>> Begin DATASET ENTRIES

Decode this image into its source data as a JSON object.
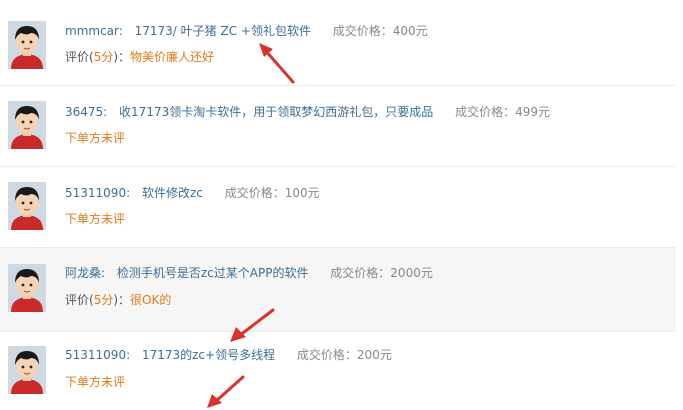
{
  "reviews": [
    {
      "user": "mmmcar:",
      "title": "17173/ 叶子猪 ZC +领礼包软件",
      "price": "成交价格：400元",
      "rating_label": "评价(",
      "rating_value": "5分",
      "rating_close": ")：",
      "comment": "物美价廉人还好"
    },
    {
      "user": "36475:",
      "title": "收17173领卡淘卡软件，用于领取梦幻西游礼包，只要成品",
      "price": "成交价格：499元",
      "status": "下单方未评"
    },
    {
      "user": "51311090:",
      "title": "软件修改zc",
      "price": "成交价格：100元",
      "status": "下单方未评"
    },
    {
      "user": "阿龙桑:",
      "title": "检测手机号是否zc过某个APP的软件",
      "price": "成交价格：2000元",
      "rating_label": "评价(",
      "rating_value": "5分",
      "rating_close": ")：",
      "comment": "很OK的"
    },
    {
      "user": "51311090:",
      "title": "17173的zc+领号多线程",
      "price": "成交价格：200元",
      "status": "下单方未评"
    }
  ],
  "colors": {
    "link": "#3b6e98",
    "accent": "#e47a16",
    "price": "#888888",
    "arrow": "#d9332b"
  },
  "icons": [
    "avatar-icon",
    "annotation-arrow-icon"
  ]
}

>> End DATASET ENTRIES

• **WORK REQUIRED**
Exclude the images and reproduce the remaining data exactly.

• **TASK RESPONSE**
Decode this image into its source data as a JSON object.
{
  "reviews": [
    {
      "user": "mmmcar:",
      "title": "17173/ 叶子猪 ZC +领礼包软件",
      "price": "成交价格：400元",
      "rating_label": "评价(",
      "rating_value": "5分",
      "rating_close": ")：",
      "comment": "物美价廉人还好"
    },
    {
      "user": "36475:",
      "title": "收17173领卡淘卡软件，用于领取梦幻西游礼包，只要成品",
      "price": "成交价格：499元",
      "status": "下单方未评"
    },
    {
      "user": "51311090:",
      "title": "软件修改zc",
      "price": "成交价格：100元",
      "status": "下单方未评"
    },
    {
      "user": "阿龙桑:",
      "title": "检测手机号是否zc过某个APP的软件",
      "price": "成交价格：2000元",
      "rating_label": "评价(",
      "rating_value": "5分",
      "rating_close": ")：",
      "comment": "很OK的"
    },
    {
      "user": "51311090:",
      "title": "17173的zc+领号多线程",
      "price": "成交价格：200元",
      "status": "下单方未评"
    }
  ],
  "colors": {
    "link": "#3b6e98",
    "accent": "#e47a16",
    "price": "#888888",
    "arrow": "#d9332b"
  },
  "icons": [
    "avatar-icon",
    "annotation-arrow-icon"
  ]
}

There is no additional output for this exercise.